SUPPLIED DATA:
###
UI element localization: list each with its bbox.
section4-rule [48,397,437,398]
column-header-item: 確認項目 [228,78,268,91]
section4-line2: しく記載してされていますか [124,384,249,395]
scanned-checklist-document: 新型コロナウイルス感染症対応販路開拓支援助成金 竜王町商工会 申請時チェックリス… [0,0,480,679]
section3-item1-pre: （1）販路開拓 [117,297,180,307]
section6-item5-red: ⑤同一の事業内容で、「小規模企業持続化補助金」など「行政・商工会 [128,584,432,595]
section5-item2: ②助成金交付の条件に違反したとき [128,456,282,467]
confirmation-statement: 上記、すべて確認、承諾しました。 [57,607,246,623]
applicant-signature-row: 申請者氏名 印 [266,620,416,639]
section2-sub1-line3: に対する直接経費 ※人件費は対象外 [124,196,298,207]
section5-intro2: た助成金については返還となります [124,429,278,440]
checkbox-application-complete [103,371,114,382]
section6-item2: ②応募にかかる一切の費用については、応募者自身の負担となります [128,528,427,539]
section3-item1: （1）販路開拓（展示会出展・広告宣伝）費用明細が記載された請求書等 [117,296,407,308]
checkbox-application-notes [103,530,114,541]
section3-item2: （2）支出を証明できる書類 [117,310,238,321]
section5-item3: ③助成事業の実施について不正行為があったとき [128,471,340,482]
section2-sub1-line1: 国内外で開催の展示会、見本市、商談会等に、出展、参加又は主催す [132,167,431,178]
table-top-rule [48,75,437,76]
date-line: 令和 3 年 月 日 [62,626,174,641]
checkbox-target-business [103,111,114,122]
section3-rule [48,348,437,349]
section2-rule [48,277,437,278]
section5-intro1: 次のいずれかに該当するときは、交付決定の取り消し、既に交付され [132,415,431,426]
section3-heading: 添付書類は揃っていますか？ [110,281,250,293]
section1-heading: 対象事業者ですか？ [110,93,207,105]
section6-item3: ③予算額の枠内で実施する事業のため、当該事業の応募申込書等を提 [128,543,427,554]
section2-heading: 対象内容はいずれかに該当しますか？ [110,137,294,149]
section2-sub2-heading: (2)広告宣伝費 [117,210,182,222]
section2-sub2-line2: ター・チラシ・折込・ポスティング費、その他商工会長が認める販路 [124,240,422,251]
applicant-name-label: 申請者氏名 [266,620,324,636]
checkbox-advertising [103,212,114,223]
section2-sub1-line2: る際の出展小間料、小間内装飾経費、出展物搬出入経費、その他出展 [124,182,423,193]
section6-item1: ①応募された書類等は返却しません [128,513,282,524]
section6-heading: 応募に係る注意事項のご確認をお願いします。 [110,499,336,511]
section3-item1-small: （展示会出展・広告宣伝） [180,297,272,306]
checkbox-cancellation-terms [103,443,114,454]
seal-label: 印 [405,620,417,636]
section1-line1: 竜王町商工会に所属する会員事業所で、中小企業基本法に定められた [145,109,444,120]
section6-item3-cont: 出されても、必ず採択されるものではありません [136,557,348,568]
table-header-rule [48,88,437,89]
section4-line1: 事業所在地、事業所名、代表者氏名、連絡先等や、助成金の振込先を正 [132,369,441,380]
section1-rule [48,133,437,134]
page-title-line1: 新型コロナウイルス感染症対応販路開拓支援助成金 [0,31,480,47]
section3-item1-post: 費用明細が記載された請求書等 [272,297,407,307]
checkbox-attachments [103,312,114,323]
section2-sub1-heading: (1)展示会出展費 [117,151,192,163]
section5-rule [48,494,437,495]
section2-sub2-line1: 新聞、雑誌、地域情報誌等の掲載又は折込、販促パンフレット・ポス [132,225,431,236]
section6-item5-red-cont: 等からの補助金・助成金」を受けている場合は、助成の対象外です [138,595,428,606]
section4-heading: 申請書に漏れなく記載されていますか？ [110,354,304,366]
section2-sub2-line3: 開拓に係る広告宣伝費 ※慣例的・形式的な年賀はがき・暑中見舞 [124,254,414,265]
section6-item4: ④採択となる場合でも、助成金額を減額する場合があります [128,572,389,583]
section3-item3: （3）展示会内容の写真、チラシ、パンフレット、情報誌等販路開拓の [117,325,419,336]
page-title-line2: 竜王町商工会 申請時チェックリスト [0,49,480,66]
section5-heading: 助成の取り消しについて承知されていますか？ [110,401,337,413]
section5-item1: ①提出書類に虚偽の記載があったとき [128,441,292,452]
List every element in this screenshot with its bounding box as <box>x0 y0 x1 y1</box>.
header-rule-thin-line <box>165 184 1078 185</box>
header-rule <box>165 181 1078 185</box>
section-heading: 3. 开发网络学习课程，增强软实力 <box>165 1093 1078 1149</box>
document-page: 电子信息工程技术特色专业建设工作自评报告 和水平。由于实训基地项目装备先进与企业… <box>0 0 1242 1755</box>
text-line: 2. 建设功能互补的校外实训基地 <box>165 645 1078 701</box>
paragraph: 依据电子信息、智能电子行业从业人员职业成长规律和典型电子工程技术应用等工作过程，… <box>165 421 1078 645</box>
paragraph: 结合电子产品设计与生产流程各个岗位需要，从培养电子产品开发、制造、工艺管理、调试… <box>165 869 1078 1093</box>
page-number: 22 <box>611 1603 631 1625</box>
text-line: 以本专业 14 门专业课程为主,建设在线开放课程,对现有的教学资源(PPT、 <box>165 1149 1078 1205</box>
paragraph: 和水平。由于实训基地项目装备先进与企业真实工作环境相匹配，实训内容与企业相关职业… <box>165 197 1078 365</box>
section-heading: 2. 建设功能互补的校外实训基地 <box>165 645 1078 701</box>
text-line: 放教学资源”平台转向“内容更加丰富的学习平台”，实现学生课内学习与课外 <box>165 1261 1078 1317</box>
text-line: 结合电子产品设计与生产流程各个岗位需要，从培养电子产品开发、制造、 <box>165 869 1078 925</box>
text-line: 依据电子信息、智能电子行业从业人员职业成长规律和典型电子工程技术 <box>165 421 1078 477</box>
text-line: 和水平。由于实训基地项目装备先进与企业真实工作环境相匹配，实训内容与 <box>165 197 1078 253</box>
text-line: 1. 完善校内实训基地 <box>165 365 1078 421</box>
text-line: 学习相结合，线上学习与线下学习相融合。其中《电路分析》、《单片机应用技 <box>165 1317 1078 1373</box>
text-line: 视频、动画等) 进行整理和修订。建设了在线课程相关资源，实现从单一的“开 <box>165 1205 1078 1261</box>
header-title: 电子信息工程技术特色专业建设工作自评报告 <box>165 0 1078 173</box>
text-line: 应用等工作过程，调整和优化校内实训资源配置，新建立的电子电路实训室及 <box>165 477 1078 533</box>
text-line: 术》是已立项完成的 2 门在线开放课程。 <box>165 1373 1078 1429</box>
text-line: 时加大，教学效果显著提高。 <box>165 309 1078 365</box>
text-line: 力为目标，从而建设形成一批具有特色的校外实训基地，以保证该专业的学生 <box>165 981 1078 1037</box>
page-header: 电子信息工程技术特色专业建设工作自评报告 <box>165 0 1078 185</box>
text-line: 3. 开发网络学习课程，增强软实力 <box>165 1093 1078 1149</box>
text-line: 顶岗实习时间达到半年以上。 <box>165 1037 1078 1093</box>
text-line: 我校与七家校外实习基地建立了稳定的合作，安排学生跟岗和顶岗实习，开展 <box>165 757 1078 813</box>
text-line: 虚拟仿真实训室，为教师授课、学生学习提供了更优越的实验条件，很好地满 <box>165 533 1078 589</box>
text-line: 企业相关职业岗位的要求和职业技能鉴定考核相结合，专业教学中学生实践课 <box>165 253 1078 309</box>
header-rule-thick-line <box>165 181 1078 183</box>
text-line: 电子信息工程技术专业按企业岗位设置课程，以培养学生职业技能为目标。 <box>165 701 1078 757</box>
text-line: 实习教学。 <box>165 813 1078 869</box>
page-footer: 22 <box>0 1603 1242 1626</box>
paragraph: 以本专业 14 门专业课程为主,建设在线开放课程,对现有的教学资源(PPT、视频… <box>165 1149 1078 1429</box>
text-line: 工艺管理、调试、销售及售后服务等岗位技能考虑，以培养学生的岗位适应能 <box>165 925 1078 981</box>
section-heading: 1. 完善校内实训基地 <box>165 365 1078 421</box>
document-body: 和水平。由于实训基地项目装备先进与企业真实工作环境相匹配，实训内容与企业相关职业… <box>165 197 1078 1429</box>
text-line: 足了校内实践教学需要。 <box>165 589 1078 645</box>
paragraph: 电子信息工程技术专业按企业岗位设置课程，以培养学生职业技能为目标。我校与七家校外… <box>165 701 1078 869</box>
###
SHORT PROBLEM: List every line of the material above that contains the string "header", treating uppercase and lowercase letters as distinct.

FINAL RESULT:
column-header-item: 確認項目 [228,78,268,91]
table-header-rule [48,88,437,89]
header-rule-thin-line <box>165 184 1078 185</box>
header-rule <box>165 181 1078 185</box>
header-title: 电子信息工程技术特色专业建设工作自评报告 <box>165 0 1078 173</box>
page-header: 电子信息工程技术特色专业建设工作自评报告 <box>165 0 1078 185</box>
header-rule-thick-line <box>165 181 1078 183</box>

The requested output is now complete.